═════ WORKING DATA

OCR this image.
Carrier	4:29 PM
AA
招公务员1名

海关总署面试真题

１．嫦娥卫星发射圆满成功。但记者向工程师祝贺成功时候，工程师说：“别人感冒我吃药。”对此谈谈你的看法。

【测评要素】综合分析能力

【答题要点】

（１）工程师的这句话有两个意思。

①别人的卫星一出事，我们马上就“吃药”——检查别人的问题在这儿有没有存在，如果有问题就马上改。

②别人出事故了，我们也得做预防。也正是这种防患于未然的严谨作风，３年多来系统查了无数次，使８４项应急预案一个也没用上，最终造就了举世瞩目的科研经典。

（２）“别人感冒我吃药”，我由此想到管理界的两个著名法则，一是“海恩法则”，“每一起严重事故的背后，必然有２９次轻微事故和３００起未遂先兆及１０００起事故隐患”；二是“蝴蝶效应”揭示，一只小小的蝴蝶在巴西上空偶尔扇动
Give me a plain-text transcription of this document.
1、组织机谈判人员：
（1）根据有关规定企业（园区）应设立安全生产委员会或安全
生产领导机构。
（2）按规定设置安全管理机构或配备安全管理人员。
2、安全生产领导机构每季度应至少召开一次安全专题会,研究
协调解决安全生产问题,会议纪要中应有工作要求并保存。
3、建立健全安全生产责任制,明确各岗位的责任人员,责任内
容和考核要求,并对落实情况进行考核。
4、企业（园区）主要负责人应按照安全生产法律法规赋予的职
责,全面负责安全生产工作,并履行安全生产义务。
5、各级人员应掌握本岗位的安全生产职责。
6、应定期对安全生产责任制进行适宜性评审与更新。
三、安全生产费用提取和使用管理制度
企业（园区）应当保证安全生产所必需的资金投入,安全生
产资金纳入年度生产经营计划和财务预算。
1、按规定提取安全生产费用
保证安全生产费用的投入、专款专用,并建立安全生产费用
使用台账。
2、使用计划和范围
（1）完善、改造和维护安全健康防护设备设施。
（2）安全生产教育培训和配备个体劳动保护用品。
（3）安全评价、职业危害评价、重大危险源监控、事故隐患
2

══════════

## YOUR GOAL
Tally the lines above that contain the word "this", and reply with only the number.

## PROBLEM SOLUTION
2